=== Data entries ===
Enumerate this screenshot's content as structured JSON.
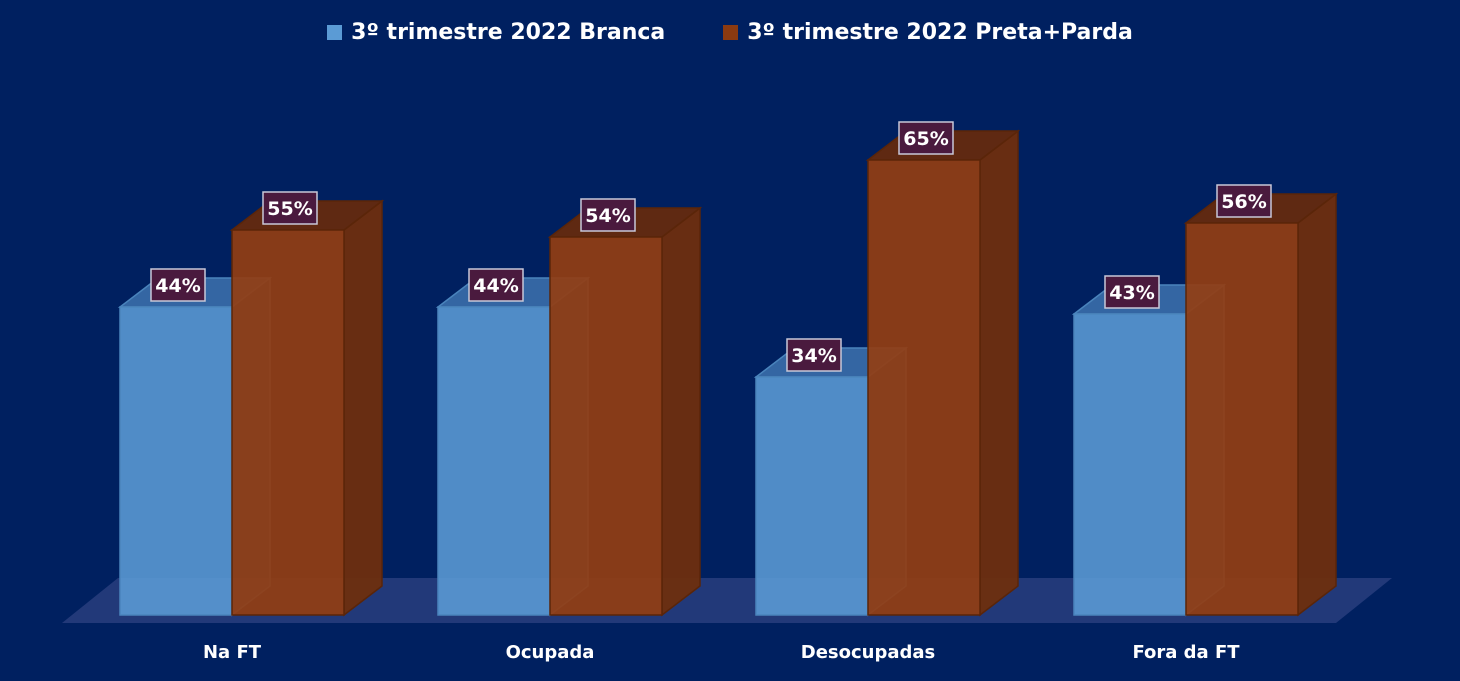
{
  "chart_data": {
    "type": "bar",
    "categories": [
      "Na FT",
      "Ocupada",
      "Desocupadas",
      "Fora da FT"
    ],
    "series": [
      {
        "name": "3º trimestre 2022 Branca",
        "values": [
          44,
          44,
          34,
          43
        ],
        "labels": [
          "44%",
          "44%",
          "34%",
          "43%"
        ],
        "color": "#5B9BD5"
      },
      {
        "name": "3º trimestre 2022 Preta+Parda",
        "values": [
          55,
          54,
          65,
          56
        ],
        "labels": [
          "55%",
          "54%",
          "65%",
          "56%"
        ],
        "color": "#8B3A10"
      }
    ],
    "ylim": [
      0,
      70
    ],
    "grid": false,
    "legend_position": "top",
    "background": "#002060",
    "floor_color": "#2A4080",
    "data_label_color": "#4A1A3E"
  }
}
===
### What the task asks
Make an exact reproduction of the listing above, without any pictures.

### Task result
Enumerate this screenshot's content as structured JSON.
{
  "chart_data": {
    "type": "bar",
    "categories": [
      "Na FT",
      "Ocupada",
      "Desocupadas",
      "Fora da FT"
    ],
    "series": [
      {
        "name": "3º trimestre 2022 Branca",
        "values": [
          44,
          44,
          34,
          43
        ],
        "labels": [
          "44%",
          "44%",
          "34%",
          "43%"
        ],
        "color": "#5B9BD5"
      },
      {
        "name": "3º trimestre 2022 Preta+Parda",
        "values": [
          55,
          54,
          65,
          56
        ],
        "labels": [
          "55%",
          "54%",
          "65%",
          "56%"
        ],
        "color": "#8B3A10"
      }
    ],
    "ylim": [
      0,
      70
    ],
    "grid": false,
    "legend_position": "top",
    "background": "#002060",
    "floor_color": "#2A4080",
    "data_label_color": "#4A1A3E"
  }
}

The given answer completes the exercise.